Tally how many lines of these entries hold the string "його". Return the number alone.

══ Given data

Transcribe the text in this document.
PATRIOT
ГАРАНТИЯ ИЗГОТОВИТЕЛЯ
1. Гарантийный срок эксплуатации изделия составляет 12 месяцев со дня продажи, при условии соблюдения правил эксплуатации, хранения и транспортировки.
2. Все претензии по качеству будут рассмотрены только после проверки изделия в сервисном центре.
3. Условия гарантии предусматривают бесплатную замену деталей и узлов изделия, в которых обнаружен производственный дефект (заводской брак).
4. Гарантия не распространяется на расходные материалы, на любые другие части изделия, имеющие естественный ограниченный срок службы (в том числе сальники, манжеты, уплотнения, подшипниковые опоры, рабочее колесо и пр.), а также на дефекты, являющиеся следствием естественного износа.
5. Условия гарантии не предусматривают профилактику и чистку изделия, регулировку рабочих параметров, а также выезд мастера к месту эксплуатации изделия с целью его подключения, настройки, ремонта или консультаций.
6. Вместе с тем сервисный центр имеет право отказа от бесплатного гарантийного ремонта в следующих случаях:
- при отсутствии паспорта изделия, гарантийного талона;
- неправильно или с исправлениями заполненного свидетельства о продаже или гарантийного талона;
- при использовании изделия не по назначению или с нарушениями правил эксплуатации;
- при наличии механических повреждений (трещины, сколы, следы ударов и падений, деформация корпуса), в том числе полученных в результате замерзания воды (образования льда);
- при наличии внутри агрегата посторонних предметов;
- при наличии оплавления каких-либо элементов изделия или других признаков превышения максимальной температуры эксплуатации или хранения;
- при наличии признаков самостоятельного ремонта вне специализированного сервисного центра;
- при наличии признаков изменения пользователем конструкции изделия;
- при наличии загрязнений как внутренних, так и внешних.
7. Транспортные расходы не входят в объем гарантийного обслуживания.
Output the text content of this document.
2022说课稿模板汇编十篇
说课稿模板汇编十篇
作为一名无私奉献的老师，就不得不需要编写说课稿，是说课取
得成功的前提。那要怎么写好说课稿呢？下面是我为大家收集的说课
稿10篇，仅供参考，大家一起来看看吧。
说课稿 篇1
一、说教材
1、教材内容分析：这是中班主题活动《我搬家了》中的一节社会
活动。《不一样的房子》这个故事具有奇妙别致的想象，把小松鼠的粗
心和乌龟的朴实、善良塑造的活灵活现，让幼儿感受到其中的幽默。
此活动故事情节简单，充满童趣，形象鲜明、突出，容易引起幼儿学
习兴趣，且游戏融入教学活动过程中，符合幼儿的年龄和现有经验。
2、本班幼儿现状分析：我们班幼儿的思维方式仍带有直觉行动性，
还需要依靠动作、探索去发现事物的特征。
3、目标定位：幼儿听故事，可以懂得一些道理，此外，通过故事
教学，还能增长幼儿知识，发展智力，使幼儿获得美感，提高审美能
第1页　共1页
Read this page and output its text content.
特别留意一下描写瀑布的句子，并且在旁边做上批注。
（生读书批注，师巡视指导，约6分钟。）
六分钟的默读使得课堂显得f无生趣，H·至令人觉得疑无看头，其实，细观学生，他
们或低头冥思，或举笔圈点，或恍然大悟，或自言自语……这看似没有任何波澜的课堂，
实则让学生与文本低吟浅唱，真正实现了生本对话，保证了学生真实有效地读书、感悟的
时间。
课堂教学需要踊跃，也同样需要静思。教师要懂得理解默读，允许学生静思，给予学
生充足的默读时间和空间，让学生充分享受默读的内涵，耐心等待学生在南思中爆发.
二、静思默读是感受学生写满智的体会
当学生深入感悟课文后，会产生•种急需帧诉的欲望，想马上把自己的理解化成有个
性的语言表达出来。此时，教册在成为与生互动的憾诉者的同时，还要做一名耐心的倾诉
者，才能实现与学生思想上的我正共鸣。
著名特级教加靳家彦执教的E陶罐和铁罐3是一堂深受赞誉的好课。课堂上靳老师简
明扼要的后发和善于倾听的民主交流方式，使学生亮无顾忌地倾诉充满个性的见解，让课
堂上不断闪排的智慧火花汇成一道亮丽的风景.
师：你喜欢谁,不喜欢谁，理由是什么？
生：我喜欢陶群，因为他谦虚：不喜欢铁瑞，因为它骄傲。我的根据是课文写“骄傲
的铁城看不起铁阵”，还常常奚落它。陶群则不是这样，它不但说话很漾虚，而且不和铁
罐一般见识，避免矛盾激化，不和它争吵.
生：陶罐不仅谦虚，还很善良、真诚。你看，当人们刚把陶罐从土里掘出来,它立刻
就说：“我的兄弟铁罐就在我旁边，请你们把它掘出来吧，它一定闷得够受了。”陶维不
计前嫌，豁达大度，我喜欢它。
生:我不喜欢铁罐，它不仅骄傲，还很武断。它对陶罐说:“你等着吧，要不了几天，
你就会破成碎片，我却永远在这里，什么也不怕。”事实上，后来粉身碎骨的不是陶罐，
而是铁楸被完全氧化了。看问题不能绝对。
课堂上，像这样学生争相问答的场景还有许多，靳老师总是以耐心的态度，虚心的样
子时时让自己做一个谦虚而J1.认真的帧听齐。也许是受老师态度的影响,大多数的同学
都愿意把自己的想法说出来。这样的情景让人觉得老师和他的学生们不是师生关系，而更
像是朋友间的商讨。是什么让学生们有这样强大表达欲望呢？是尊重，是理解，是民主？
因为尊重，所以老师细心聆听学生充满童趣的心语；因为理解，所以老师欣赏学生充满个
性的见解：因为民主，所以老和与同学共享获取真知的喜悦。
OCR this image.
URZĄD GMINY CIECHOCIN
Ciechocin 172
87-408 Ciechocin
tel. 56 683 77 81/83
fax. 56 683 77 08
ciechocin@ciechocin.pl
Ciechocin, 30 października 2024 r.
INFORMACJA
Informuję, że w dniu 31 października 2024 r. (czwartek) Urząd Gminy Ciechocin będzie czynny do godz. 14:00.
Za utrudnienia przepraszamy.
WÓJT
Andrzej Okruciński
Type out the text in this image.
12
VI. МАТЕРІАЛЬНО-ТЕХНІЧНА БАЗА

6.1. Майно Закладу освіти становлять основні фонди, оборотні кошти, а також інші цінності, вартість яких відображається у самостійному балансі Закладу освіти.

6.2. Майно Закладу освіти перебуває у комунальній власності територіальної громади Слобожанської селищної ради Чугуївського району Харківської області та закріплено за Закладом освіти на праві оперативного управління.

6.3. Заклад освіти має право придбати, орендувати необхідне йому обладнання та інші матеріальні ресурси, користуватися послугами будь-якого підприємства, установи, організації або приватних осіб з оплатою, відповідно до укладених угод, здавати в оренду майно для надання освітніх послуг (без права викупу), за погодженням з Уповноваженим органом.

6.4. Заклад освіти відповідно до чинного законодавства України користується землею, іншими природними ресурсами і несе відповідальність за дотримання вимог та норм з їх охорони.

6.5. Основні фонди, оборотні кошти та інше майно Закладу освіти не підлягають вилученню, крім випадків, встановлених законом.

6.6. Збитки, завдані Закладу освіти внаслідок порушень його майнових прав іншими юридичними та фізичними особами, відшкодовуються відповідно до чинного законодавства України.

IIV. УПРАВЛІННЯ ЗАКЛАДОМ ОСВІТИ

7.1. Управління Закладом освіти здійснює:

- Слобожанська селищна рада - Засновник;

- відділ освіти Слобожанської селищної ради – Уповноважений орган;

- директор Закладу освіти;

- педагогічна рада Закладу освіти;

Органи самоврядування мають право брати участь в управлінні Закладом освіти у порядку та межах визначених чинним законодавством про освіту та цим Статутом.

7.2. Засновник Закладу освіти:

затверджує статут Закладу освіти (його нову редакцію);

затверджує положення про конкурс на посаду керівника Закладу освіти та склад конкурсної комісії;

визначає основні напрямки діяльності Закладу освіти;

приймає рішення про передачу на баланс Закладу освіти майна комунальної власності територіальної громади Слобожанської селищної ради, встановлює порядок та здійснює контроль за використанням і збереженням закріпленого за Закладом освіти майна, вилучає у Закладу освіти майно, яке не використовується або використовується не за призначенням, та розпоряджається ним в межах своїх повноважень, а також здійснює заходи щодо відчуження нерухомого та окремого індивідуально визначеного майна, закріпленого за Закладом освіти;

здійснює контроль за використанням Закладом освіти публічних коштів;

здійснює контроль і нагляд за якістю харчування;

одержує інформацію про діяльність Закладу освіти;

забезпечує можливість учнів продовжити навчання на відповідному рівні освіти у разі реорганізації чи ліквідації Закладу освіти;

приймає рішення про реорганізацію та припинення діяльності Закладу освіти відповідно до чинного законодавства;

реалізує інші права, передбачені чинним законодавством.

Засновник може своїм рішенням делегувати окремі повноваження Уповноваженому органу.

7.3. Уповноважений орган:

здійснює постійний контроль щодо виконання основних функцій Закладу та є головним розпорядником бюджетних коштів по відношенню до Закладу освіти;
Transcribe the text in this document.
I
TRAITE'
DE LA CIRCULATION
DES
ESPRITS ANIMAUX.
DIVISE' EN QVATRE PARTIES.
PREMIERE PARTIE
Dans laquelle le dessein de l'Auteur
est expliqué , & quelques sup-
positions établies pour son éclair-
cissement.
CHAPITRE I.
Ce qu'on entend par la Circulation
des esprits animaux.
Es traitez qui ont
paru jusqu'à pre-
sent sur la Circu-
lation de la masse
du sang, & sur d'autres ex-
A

════

-- Response below --
2